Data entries
* * *

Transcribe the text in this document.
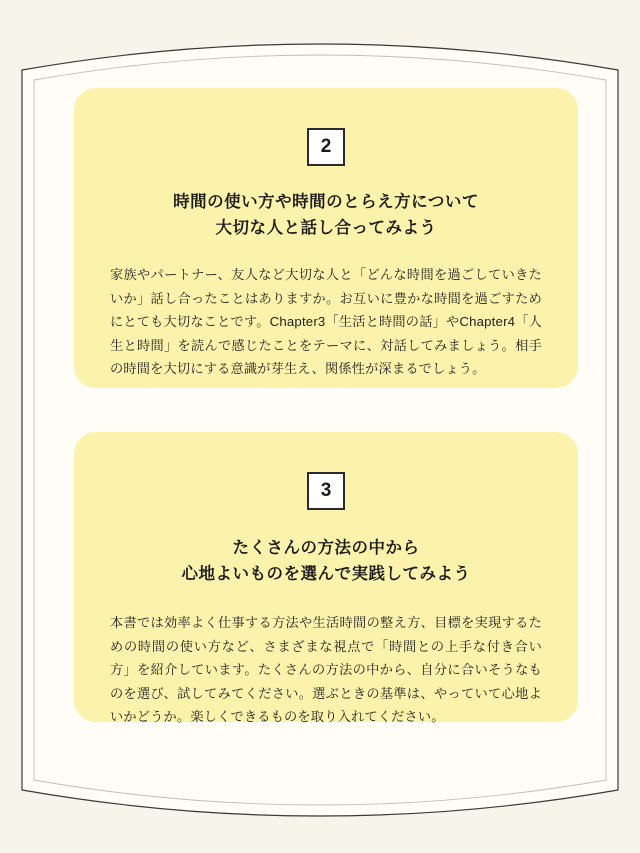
2
時間の使い方や時間のとらえ方について
大切な人と話し合ってみよう
家族やパートナー、友人など大切な人と「どんな時間を過ごしていきたいか」話し合ったことはありますか。お互いに豊かな時間を過ごすためにとても大切なことです。Chapter3「生活と時間の話」やChapter4「人生と時間」を読んで感じたことをテーマに、対話してみましょう。相手の時間を大切にする意識が芽生え、関係性が深まるでしょう。
3
たくさんの方法の中から
心地よいものを選んで実践してみよう
本書では効率よく仕事する方法や生活時間の整え方、目標を実現するための時間の使い方など、さまざまな視点で「時間との上手な付き合い方」を紹介しています。たくさんの方法の中から、自分に合いそうなものを選び、試してみてください。選ぶときの基準は、やっていて心地よいかどうか。楽しくできるものを取り入れてください。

* * *

**Exercise requirements**
Any pictures should be dropped; transcribe the rest of the records above exactly.

**Output**
Transcribe the text in this document.
2
時間の使い方や時間のとらえ方について
大切な人と話し合ってみよう
家族やパートナー、友人など大切な人と「どんな時間を過ごしていきたいか」話し合ったことはありますか。お互いに豊かな時間を過ごすためにとても大切なことです。Chapter3「生活と時間の話」やChapter4「人生と時間」を読んで感じたことをテーマに、対話してみましょう。相手の時間を大切にする意識が芽生え、関係性が深まるでしょう。
3
たくさんの方法の中から
心地よいものを選んで実践してみよう
本書では効率よく仕事する方法や生活時間の整え方、目標を実現するための時間の使い方など、さまざまな視点で「時間との上手な付き合い方」を紹介しています。たくさんの方法の中から、自分に合いそうなものを選び、試してみてください。選ぶときの基準は、やっていて心地よいかどうか。楽しくできるものを取り入れてください。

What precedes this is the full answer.